WHAT TO PRODUCE :: Look through the listing below and give the number of lines that hold "icon". Say nothing more.

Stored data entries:
════

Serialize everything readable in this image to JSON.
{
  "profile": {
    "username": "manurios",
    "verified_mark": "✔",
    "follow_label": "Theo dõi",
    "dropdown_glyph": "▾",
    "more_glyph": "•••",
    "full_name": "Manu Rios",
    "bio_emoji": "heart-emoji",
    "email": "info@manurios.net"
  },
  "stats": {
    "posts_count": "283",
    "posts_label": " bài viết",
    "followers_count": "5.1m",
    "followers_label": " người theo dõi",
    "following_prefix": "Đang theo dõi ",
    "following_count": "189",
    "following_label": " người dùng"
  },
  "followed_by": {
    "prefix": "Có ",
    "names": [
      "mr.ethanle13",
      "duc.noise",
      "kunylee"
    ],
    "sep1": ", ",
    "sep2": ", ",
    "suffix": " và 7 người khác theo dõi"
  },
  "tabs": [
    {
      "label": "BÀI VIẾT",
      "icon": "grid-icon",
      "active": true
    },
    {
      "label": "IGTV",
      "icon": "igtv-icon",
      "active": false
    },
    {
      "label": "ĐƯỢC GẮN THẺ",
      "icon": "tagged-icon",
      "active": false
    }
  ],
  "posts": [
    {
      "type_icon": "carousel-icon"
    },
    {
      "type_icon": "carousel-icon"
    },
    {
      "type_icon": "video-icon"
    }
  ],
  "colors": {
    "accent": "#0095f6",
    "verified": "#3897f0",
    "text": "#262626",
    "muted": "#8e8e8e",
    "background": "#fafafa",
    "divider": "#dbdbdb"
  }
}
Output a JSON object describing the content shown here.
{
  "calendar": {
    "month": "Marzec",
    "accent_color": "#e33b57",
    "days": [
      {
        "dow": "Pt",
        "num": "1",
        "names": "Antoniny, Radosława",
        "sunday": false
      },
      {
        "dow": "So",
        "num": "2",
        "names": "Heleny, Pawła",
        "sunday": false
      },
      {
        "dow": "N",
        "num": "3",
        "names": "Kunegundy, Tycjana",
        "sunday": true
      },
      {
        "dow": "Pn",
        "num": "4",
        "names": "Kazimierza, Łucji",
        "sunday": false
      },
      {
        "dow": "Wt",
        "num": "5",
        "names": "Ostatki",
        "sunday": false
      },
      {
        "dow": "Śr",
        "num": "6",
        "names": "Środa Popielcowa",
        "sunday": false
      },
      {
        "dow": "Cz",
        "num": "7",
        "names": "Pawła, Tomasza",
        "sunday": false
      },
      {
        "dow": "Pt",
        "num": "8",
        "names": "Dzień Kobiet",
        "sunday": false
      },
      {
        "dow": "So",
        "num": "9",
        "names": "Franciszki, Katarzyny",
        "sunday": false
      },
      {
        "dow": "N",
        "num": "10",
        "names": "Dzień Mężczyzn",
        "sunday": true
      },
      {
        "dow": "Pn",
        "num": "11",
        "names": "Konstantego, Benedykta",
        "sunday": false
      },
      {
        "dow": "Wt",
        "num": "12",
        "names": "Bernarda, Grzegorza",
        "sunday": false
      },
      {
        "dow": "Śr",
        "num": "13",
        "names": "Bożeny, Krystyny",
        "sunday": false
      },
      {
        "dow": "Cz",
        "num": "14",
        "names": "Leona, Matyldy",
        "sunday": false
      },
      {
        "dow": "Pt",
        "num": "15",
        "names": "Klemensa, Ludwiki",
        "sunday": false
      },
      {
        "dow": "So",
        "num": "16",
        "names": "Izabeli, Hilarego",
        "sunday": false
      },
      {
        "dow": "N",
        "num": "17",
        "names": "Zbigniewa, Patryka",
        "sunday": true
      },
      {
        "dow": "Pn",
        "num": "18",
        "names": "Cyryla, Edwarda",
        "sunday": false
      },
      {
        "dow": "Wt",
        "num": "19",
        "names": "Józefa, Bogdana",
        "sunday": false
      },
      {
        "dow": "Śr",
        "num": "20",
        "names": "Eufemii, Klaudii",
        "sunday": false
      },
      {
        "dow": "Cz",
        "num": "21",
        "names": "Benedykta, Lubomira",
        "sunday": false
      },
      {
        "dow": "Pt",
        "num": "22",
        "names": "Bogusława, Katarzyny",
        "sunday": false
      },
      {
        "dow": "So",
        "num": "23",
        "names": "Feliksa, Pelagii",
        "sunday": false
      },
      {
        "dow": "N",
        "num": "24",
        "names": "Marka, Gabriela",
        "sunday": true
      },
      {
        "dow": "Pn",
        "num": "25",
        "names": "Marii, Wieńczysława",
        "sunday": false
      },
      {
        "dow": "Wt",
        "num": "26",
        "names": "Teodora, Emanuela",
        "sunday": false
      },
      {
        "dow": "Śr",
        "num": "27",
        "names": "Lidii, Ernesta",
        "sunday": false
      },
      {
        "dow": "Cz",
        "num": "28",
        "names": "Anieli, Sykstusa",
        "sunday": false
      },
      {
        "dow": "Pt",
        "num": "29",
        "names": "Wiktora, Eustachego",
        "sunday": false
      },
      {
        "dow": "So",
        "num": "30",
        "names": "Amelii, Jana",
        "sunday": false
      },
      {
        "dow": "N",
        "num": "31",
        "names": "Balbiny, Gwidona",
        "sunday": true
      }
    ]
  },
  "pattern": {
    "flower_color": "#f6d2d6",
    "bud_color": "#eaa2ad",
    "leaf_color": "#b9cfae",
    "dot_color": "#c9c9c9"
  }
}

════

EXERCISE RESPONSE :: 6